Transcribe the whole listing without a single picture.

====== Records provided ======

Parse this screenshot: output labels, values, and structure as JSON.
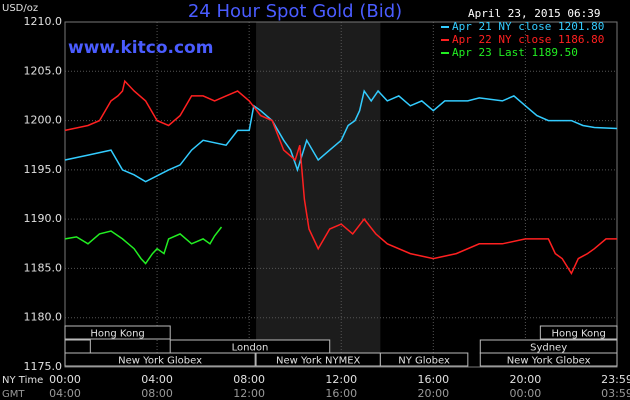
{
  "chart_data": {
    "type": "line",
    "title": "24 Hour Spot Gold (Bid)",
    "date": "April 23, 2015 06:39",
    "watermark": "www.kitco.com",
    "y_label": "USD/oz",
    "x_label": "NY Time",
    "x2_label": "GMT",
    "ylim": [
      1175,
      1210
    ],
    "yticks": [
      {
        "value": 1175,
        "label": "1175.0"
      },
      {
        "value": 1180,
        "label": "1180.0"
      },
      {
        "value": 1185,
        "label": "1185.0"
      },
      {
        "value": 1190,
        "label": "1190.0"
      },
      {
        "value": 1195,
        "label": "1195.0"
      },
      {
        "value": 1200,
        "label": "1200.0"
      },
      {
        "value": 1205,
        "label": "1205.0"
      },
      {
        "value": 1210,
        "label": "1210.0"
      }
    ],
    "xlim": [
      0,
      23.98
    ],
    "xticks": [
      {
        "value": 0,
        "label": "00:00"
      },
      {
        "value": 4,
        "label": "04:00"
      },
      {
        "value": 8,
        "label": "08:00"
      },
      {
        "value": 12,
        "label": "12:00"
      },
      {
        "value": 16,
        "label": "16:00"
      },
      {
        "value": 20,
        "label": "20:00"
      },
      {
        "value": 23.98,
        "label": "23:59"
      }
    ],
    "x2tick_labels": [
      "04:00",
      "08:00",
      "12:00",
      "16:00",
      "20:00",
      "00:00",
      "03:59"
    ],
    "grid": true,
    "shaded_range": [
      8.3,
      13.7
    ],
    "session_rows": [
      [
        {
          "label": "Hong Kong",
          "start": 0,
          "end": 4.57
        },
        {
          "label": "Hong Kong",
          "start": 20.65,
          "end": 23.98
        }
      ],
      [
        {
          "start": 0,
          "end": 1.1
        },
        {
          "label": "London",
          "start": 4.57,
          "end": 11.5
        },
        {
          "label": "Sydney",
          "start": 18.04,
          "end": 23.98
        }
      ],
      [
        {
          "label": "New York Globex",
          "start": 0,
          "end": 8.26
        },
        {
          "label": "New York NYMEX",
          "start": 8.3,
          "end": 13.7
        },
        {
          "label": "NY Globex",
          "start": 13.7,
          "end": 17.5
        },
        {
          "label": "New York Globex",
          "start": 18.04,
          "end": 23.98
        }
      ]
    ],
    "series": [
      {
        "name": "Apr 21 NY close 1201.80",
        "color": "#33ccff",
        "x": [
          0,
          1,
          2,
          2.5,
          3,
          3.5,
          4.5,
          5,
          5.5,
          6,
          7,
          7.5,
          8,
          8.2,
          8.5,
          9,
          9.5,
          9.8,
          10.1,
          10.5,
          11,
          11.5,
          12,
          12.3,
          12.6,
          12.8,
          13,
          13.3,
          13.6,
          14,
          14.5,
          15,
          15.5,
          16,
          16.5,
          17.5,
          18,
          19,
          19.5,
          20,
          20.5,
          21,
          22,
          22.5,
          23,
          23.98
        ],
        "values": [
          1196,
          1196.5,
          1197,
          1195,
          1194.5,
          1193.8,
          1195,
          1195.5,
          1197,
          1198,
          1197.5,
          1199,
          1199,
          1201.5,
          1201,
          1200,
          1198,
          1197,
          1195,
          1198,
          1196,
          1197,
          1198,
          1199.5,
          1200,
          1201,
          1203,
          1202,
          1203,
          1202,
          1202.5,
          1201.5,
          1202,
          1201,
          1202,
          1202,
          1202.3,
          1202,
          1202.5,
          1201.5,
          1200.5,
          1200,
          1200,
          1199.5,
          1199.3,
          1199.2
        ]
      },
      {
        "name": "Apr 22 NY close 1186.80",
        "color": "#ff2020",
        "x": [
          0,
          1,
          1.5,
          2,
          2.3,
          2.5,
          2.6,
          3,
          3.5,
          4,
          4.5,
          5,
          5.5,
          6,
          6.5,
          7,
          7.5,
          8,
          8.5,
          9,
          9.5,
          10,
          10.2,
          10.4,
          10.6,
          11,
          11.5,
          12,
          12.5,
          13,
          13.5,
          14,
          15,
          16,
          17,
          18,
          19,
          20,
          21,
          21.3,
          21.6,
          22,
          22.3,
          22.7,
          23,
          23.5,
          23.98
        ],
        "values": [
          1199,
          1199.5,
          1200,
          1202,
          1202.5,
          1203,
          1204,
          1203,
          1202,
          1200,
          1199.5,
          1200.5,
          1202.5,
          1202.5,
          1202,
          1202.5,
          1203,
          1202,
          1200.5,
          1200,
          1197,
          1196,
          1197.5,
          1192,
          1189,
          1187,
          1189,
          1189.5,
          1188.5,
          1190,
          1188.5,
          1187.5,
          1186.5,
          1186,
          1186.5,
          1187.5,
          1187.5,
          1188,
          1188,
          1186.5,
          1186,
          1184.5,
          1186,
          1186.5,
          1187,
          1188,
          1188
        ]
      },
      {
        "name": "Apr 23 Last 1189.50",
        "color": "#22ee22",
        "x": [
          0,
          0.5,
          1,
          1.5,
          2,
          2.5,
          3,
          3.3,
          3.5,
          3.8,
          4,
          4.3,
          4.5,
          5,
          5.5,
          6,
          6.3,
          6.5,
          6.8
        ],
        "values": [
          1188,
          1188.2,
          1187.5,
          1188.5,
          1188.8,
          1188,
          1187,
          1186,
          1185.5,
          1186.5,
          1187,
          1186.5,
          1188,
          1188.5,
          1187.5,
          1188,
          1187.5,
          1188.3,
          1189.2
        ]
      }
    ]
  }
}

======

**Answer for the task**.
Parse this screenshot: output labels, values, and structure as JSON.
{
  "chart_data": {
    "type": "line",
    "title": "24 Hour Spot Gold (Bid)",
    "date": "April 23, 2015 06:39",
    "watermark": "www.kitco.com",
    "y_label": "USD/oz",
    "x_label": "NY Time",
    "x2_label": "GMT",
    "ylim": [
      1175,
      1210
    ],
    "yticks": [
      {
        "value": 1175,
        "label": "1175.0"
      },
      {
        "value": 1180,
        "label": "1180.0"
      },
      {
        "value": 1185,
        "label": "1185.0"
      },
      {
        "value": 1190,
        "label": "1190.0"
      },
      {
        "value": 1195,
        "label": "1195.0"
      },
      {
        "value": 1200,
        "label": "1200.0"
      },
      {
        "value": 1205,
        "label": "1205.0"
      },
      {
        "value": 1210,
        "label": "1210.0"
      }
    ],
    "xlim": [
      0,
      23.98
    ],
    "xticks": [
      {
        "value": 0,
        "label": "00:00"
      },
      {
        "value": 4,
        "label": "04:00"
      },
      {
        "value": 8,
        "label": "08:00"
      },
      {
        "value": 12,
        "label": "12:00"
      },
      {
        "value": 16,
        "label": "16:00"
      },
      {
        "value": 20,
        "label": "20:00"
      },
      {
        "value": 23.98,
        "label": "23:59"
      }
    ],
    "x2tick_labels": [
      "04:00",
      "08:00",
      "12:00",
      "16:00",
      "20:00",
      "00:00",
      "03:59"
    ],
    "grid": true,
    "shaded_range": [
      8.3,
      13.7
    ],
    "session_rows": [
      [
        {
          "label": "Hong Kong",
          "start": 0,
          "end": 4.57
        },
        {
          "label": "Hong Kong",
          "start": 20.65,
          "end": 23.98
        }
      ],
      [
        {
          "start": 0,
          "end": 1.1
        },
        {
          "label": "London",
          "start": 4.57,
          "end": 11.5
        },
        {
          "label": "Sydney",
          "start": 18.04,
          "end": 23.98
        }
      ],
      [
        {
          "label": "New York Globex",
          "start": 0,
          "end": 8.26
        },
        {
          "label": "New York NYMEX",
          "start": 8.3,
          "end": 13.7
        },
        {
          "label": "NY Globex",
          "start": 13.7,
          "end": 17.5
        },
        {
          "label": "New York Globex",
          "start": 18.04,
          "end": 23.98
        }
      ]
    ],
    "series": [
      {
        "name": "Apr 21 NY close 1201.80",
        "color": "#33ccff",
        "x": [
          0,
          1,
          2,
          2.5,
          3,
          3.5,
          4.5,
          5,
          5.5,
          6,
          7,
          7.5,
          8,
          8.2,
          8.5,
          9,
          9.5,
          9.8,
          10.1,
          10.5,
          11,
          11.5,
          12,
          12.3,
          12.6,
          12.8,
          13,
          13.3,
          13.6,
          14,
          14.5,
          15,
          15.5,
          16,
          16.5,
          17.5,
          18,
          19,
          19.5,
          20,
          20.5,
          21,
          22,
          22.5,
          23,
          23.98
        ],
        "values": [
          1196,
          1196.5,
          1197,
          1195,
          1194.5,
          1193.8,
          1195,
          1195.5,
          1197,
          1198,
          1197.5,
          1199,
          1199,
          1201.5,
          1201,
          1200,
          1198,
          1197,
          1195,
          1198,
          1196,
          1197,
          1198,
          1199.5,
          1200,
          1201,
          1203,
          1202,
          1203,
          1202,
          1202.5,
          1201.5,
          1202,
          1201,
          1202,
          1202,
          1202.3,
          1202,
          1202.5,
          1201.5,
          1200.5,
          1200,
          1200,
          1199.5,
          1199.3,
          1199.2
        ]
      },
      {
        "name": "Apr 22 NY close 1186.80",
        "color": "#ff2020",
        "x": [
          0,
          1,
          1.5,
          2,
          2.3,
          2.5,
          2.6,
          3,
          3.5,
          4,
          4.5,
          5,
          5.5,
          6,
          6.5,
          7,
          7.5,
          8,
          8.5,
          9,
          9.5,
          10,
          10.2,
          10.4,
          10.6,
          11,
          11.5,
          12,
          12.5,
          13,
          13.5,
          14,
          15,
          16,
          17,
          18,
          19,
          20,
          21,
          21.3,
          21.6,
          22,
          22.3,
          22.7,
          23,
          23.5,
          23.98
        ],
        "values": [
          1199,
          1199.5,
          1200,
          1202,
          1202.5,
          1203,
          1204,
          1203,
          1202,
          1200,
          1199.5,
          1200.5,
          1202.5,
          1202.5,
          1202,
          1202.5,
          1203,
          1202,
          1200.5,
          1200,
          1197,
          1196,
          1197.5,
          1192,
          1189,
          1187,
          1189,
          1189.5,
          1188.5,
          1190,
          1188.5,
          1187.5,
          1186.5,
          1186,
          1186.5,
          1187.5,
          1187.5,
          1188,
          1188,
          1186.5,
          1186,
          1184.5,
          1186,
          1186.5,
          1187,
          1188,
          1188
        ]
      },
      {
        "name": "Apr 23 Last 1189.50",
        "color": "#22ee22",
        "x": [
          0,
          0.5,
          1,
          1.5,
          2,
          2.5,
          3,
          3.3,
          3.5,
          3.8,
          4,
          4.3,
          4.5,
          5,
          5.5,
          6,
          6.3,
          6.5,
          6.8
        ],
        "values": [
          1188,
          1188.2,
          1187.5,
          1188.5,
          1188.8,
          1188,
          1187,
          1186,
          1185.5,
          1186.5,
          1187,
          1186.5,
          1188,
          1188.5,
          1187.5,
          1188,
          1187.5,
          1188.3,
          1189.2
        ]
      }
    ]
  }
}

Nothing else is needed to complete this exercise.